A run of records:
----
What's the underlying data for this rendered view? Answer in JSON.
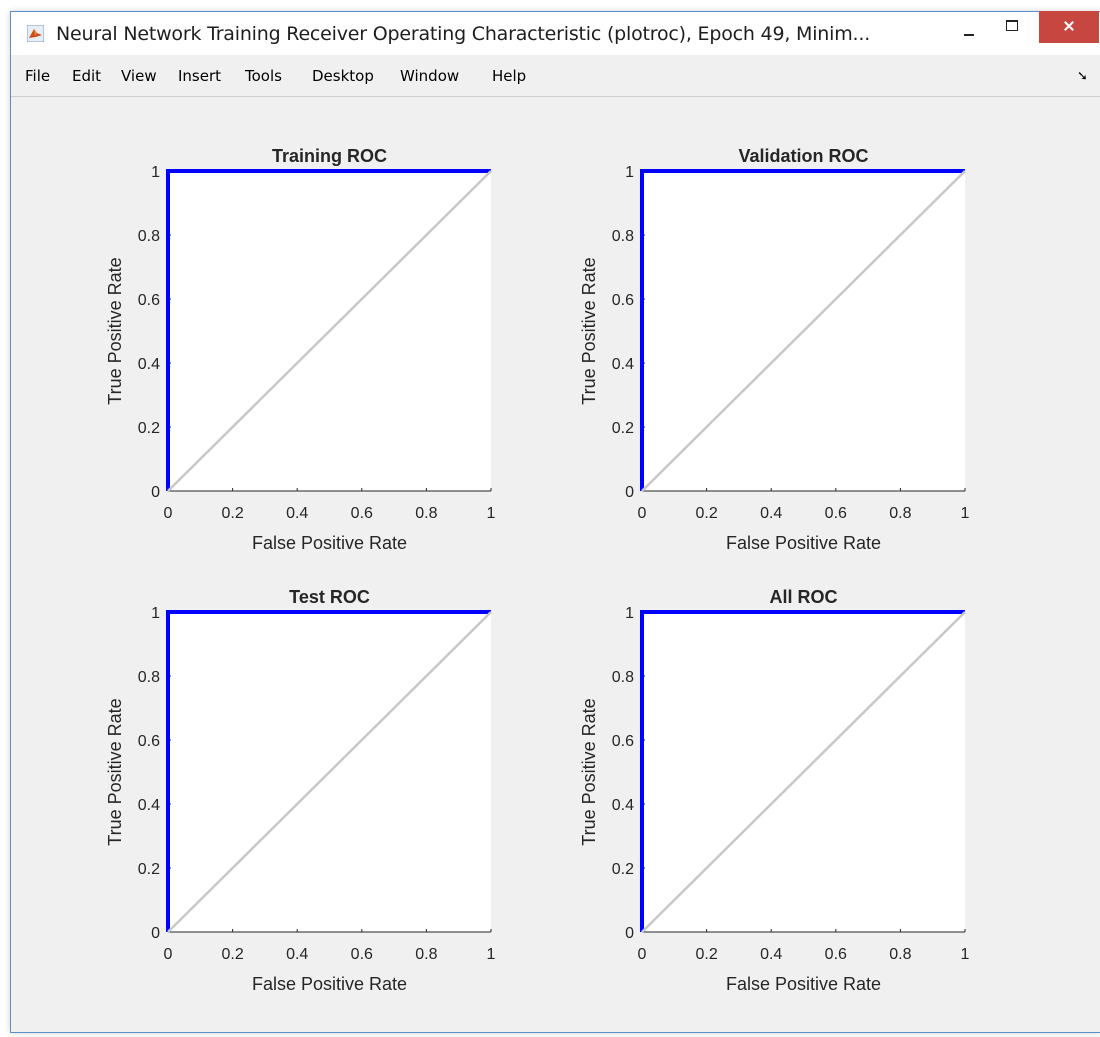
{
  "window": {
    "title": "Neural Network Training Receiver Operating Characteristic (plotroc), Epoch 49, Minim...",
    "icon": "matlab-icon",
    "controls": [
      "minimize-icon",
      "maximize-icon",
      "close-icon"
    ]
  },
  "menu": {
    "items": [
      "File",
      "Edit",
      "View",
      "Insert",
      "Tools",
      "Desktop",
      "Window",
      "Help"
    ],
    "dock_icon": "dock-arrow-icon",
    "dock_glyph": "➘"
  },
  "colors": {
    "roc_line": "#0000ff",
    "diagonal": "#c8c8c8",
    "axes_bg": "#ffffff",
    "figure_bg": "#f0f0f0",
    "close_button": "#c7463f"
  },
  "chart_data": [
    {
      "type": "line",
      "title": "Training ROC",
      "xlabel": "False Positive Rate",
      "ylabel": "True Positive Rate",
      "xlim": [
        0,
        1
      ],
      "ylim": [
        0,
        1
      ],
      "xticks": [
        "0",
        "0.2",
        "0.4",
        "0.6",
        "0.8",
        "1"
      ],
      "yticks": [
        "0",
        "0.2",
        "0.4",
        "0.6",
        "0.8",
        "1"
      ],
      "grid": false,
      "series": [
        {
          "role": "roc",
          "x": [
            0,
            0,
            1
          ],
          "y": [
            0,
            1,
            1
          ]
        },
        {
          "role": "diagonal",
          "x": [
            0,
            1
          ],
          "y": [
            0,
            1
          ]
        }
      ]
    },
    {
      "type": "line",
      "title": "Validation ROC",
      "xlabel": "False Positive Rate",
      "ylabel": "True Positive Rate",
      "xlim": [
        0,
        1
      ],
      "ylim": [
        0,
        1
      ],
      "xticks": [
        "0",
        "0.2",
        "0.4",
        "0.6",
        "0.8",
        "1"
      ],
      "yticks": [
        "0",
        "0.2",
        "0.4",
        "0.6",
        "0.8",
        "1"
      ],
      "grid": false,
      "series": [
        {
          "role": "roc",
          "x": [
            0,
            0,
            1
          ],
          "y": [
            0,
            1,
            1
          ]
        },
        {
          "role": "diagonal",
          "x": [
            0,
            1
          ],
          "y": [
            0,
            1
          ]
        }
      ]
    },
    {
      "type": "line",
      "title": "Test ROC",
      "xlabel": "False Positive Rate",
      "ylabel": "True Positive Rate",
      "xlim": [
        0,
        1
      ],
      "ylim": [
        0,
        1
      ],
      "xticks": [
        "0",
        "0.2",
        "0.4",
        "0.6",
        "0.8",
        "1"
      ],
      "yticks": [
        "0",
        "0.2",
        "0.4",
        "0.6",
        "0.8",
        "1"
      ],
      "grid": false,
      "series": [
        {
          "role": "roc",
          "x": [
            0,
            0,
            1
          ],
          "y": [
            0,
            1,
            1
          ]
        },
        {
          "role": "diagonal",
          "x": [
            0,
            1
          ],
          "y": [
            0,
            1
          ]
        }
      ]
    },
    {
      "type": "line",
      "title": "All ROC",
      "xlabel": "False Positive Rate",
      "ylabel": "True Positive Rate",
      "xlim": [
        0,
        1
      ],
      "ylim": [
        0,
        1
      ],
      "xticks": [
        "0",
        "0.2",
        "0.4",
        "0.6",
        "0.8",
        "1"
      ],
      "yticks": [
        "0",
        "0.2",
        "0.4",
        "0.6",
        "0.8",
        "1"
      ],
      "grid": false,
      "series": [
        {
          "role": "roc",
          "x": [
            0,
            0,
            1
          ],
          "y": [
            0,
            1,
            1
          ]
        },
        {
          "role": "diagonal",
          "x": [
            0,
            1
          ],
          "y": [
            0,
            1
          ]
        }
      ]
    }
  ]
}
----
Job
Look for "title" and pull out every line that has it.

Result of the exercise
    "title": "Neural Network Training Receiver Operating Characteristic (plotroc), Epoch 49, Minim...",
      "title": "Training ROC",
      "title": "Validation ROC",
      "title": "Test ROC",
      "title": "All ROC",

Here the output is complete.